## [Supplied passage]
----------------

The chip market is a house divided. On the smartphone and tablet front, virtually every device you use, manage, and love is powered by tiny system-on-a-chip (SoCs) designs, processors which present a fundamental leap in the old design paradigms of decades past. Meanwhile, servers and PCs, while offering terrific performance, are still holding on to dated design models.
Evolution in the mobile market has been defined by the rise of the IP core, licensed circuit designs. This flexible approach allows companies like Qualcomm to compete -- and win -- in the mobile space against veterans like Intel, which have vastly bigger research and development budgets. The key is teamwork and agility. With the IP core paradigm, licensers like MIPS Tech. (now owned by Imagination Technologies) or ARM Holdings release basic circuit designs, with all the fundamental logic blocks. This takes the basic design load off the implementer, who merely has to customize the chip with extras like I/O (think LTE modems, image processing, and so on).
By comparison, the server and workstation markets still follow a dinosaur of a chip design paradigm. Each OEM goes out and does the entire design process itself, producing monolithic chips. The approach is sort of the digital equivalent of Ayn Rand's objectivism -- in the sense that it is radically individualist.
But this age of radical individualism in the PC market is coming to a close.
IBM has been working closely with ARM since 2011 to develop a co-designed mobile SoC dubbed Cortex-M0, which will put nearly all the components of the smartphone -- RAM, wireless modems, CPU, GPU, power management circuitry, and possibly even the camera sensor, onto a single tightly wired CPU. While no official announcements have been made, it is a pretty safe bet that IBM will look to apply the lessons learned to its server chips.
AMD is following a single route. It's promoting a concept called "heterogeneous computing" and has also announced it will be offering ARM Opterons (64-bit) to the server market in 2014. It took me a while to wrap my brain around what exactly AMD means by
"heterogeneous" because the company is purposefully vague about the term.
But I believe it's not just buzz. Heterogeneous computing could arguably be defined as the practice of mixing co-designed GPU cores, larger CPU cores (think Power6, Ivy Bridge, or PileDriver), and smaller CPU cores (think smartphone ARM Cortex cores). Math-heavy loads will be shuffled to the GPU cores; lightweight virtualized loads can be shuffled to the small CPU cores; branched processing-intensive will be loaded onto the larger CPU cores.
To date, no one player has achieve this triple architecture. But it is coming, as each of these fundamental building blocks -- the graphics core (essentially, a parallel math coprocessor); the lightweight core; and the monolithic core -- each have a valuable and unique role.

----------------

## [Parts of the exercise]
- a) Answer these questions from the article on chip design, one per line:
(i) Which two licensers of basic circuit designs does it name?
(ii) In what year will AMD offer ARM Opterons to the server market?
(iii) Since what year has IBM been working closely with ARM?
- b) Rewrite the article on chip design between "The chip market" and "dated design models.", inclusive, and swap "chip market" for "processor market".
- c) Extend the article on chip design, starting right after its last sentence.

----------------

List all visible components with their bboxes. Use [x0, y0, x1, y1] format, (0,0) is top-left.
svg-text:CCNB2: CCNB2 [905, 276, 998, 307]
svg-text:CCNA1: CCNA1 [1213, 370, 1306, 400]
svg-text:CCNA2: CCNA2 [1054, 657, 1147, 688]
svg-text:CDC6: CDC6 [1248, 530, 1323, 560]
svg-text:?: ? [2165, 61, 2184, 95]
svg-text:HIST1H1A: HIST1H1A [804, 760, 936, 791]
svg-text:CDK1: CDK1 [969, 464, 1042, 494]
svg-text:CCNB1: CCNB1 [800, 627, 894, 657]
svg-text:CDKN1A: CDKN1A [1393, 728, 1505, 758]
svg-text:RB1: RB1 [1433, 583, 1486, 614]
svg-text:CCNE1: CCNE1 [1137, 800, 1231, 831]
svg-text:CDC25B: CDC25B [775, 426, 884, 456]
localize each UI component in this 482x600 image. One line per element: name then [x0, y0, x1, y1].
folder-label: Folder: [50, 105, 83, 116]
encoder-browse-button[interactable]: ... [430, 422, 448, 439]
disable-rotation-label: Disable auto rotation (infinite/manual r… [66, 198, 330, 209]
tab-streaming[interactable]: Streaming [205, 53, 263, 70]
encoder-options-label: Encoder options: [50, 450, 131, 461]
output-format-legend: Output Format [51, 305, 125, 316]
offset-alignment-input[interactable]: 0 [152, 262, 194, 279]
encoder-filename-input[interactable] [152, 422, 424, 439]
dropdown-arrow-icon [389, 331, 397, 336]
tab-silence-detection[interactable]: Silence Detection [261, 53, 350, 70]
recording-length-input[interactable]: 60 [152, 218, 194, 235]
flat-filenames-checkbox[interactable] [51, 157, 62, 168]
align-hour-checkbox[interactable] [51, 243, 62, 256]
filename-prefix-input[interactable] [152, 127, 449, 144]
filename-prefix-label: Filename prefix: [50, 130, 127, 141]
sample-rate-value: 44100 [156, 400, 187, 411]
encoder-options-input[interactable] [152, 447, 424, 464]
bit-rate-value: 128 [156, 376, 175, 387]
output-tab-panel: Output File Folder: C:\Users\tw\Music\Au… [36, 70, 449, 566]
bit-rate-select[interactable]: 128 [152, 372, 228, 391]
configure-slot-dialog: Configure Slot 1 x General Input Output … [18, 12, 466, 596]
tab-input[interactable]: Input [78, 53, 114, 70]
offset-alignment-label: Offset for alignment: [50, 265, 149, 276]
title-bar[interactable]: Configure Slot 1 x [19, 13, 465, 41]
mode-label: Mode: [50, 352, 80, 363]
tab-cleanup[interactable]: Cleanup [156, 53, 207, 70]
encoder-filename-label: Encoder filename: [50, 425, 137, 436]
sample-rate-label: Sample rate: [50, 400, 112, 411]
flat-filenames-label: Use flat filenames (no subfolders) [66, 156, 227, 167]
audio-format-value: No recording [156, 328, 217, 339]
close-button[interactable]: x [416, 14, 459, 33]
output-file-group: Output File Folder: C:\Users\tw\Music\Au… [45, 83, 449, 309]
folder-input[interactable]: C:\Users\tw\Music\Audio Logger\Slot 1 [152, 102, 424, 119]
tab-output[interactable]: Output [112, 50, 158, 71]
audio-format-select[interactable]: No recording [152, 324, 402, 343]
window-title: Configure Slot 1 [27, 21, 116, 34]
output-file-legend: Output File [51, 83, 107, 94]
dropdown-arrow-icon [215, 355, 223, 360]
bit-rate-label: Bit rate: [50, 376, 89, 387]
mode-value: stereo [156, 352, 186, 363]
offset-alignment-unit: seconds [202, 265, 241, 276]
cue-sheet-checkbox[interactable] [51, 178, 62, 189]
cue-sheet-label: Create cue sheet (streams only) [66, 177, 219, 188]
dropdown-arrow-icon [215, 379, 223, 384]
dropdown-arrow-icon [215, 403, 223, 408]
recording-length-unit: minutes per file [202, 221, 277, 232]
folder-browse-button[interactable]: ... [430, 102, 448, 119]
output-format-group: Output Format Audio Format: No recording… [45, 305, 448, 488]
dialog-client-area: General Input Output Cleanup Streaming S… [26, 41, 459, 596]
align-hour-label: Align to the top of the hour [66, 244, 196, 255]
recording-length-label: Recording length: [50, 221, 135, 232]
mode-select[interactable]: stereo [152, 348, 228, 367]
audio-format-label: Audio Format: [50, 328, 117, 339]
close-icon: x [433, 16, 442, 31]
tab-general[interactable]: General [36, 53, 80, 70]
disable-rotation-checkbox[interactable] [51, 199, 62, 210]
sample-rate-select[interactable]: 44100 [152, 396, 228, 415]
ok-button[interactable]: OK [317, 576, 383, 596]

----------------

## [Replies]
- a)
(i) MIPS Tech. (now owned by Imagination Technologies) and ARM Holdings
(ii) 2014
(iii) 2011

- b)
The processor market is a house divided. On the smartphone and tablet front, virtually every device you use, manage, and love is powered by tiny system-on-a-chip (SoCs) designs, processors which present a fundamental leap in the old design paradigms of decades past. Meanwhile, servers and PCs, while offering terrific performance, are still holding on to dated design models.

- c)
Co-designed, customizable, mixed, triple-component core (CD-MTCC) chips will be perfectly suited for power savings and a highly virtualized datacenter. In the datacenter of the future, large hosting firms will be able to work with chipmakers to produce custom-fit cores. For example, there will likely be a subset of servers with more graphics core-heavy chips, capable of serving online gaming clients needs. There will be a subset of servers with lighter CPU core-heavy chips, which will support clients whose service is driven on lightweight transactions (e-commerce, for example). Finally, for web application clients, there will be larger CPU core-heavy chips. Each type of chip will have some of the other core kinds, to support the odd cases where more of the less typical kind of processing is needed.
Ultimately, this approach will kill the traditional monolithic core and conquer the server market. It will also likely necessitate a wholesale transition to RISC instruction sets, to support a modicum of code homogeneity between the three kinds of cores. I expect even Intel, which is already working to merge GPU IP cores with some of its chips, to adopt a similar MTCC SoC approach, even if it alone has the resources to buck the greater overarching co-design push.
RISC server SoCs will pop up in 2014. Expect the next arrival to be mature designs combining heterogeneous RISC CPU core sizes in the 2016 to 2020 timeframe. Users can simply sit back and enjoy the coming improvements, as this new hardware model should decrease costs and improve service. For those in the serving business and hardware front, however, a tough decade is coming up as the industry prepares to make this radical shift.
But the benefits will be great when the work is done.
— Jason Mick is senior news editor at the independent tech news site DailyTech.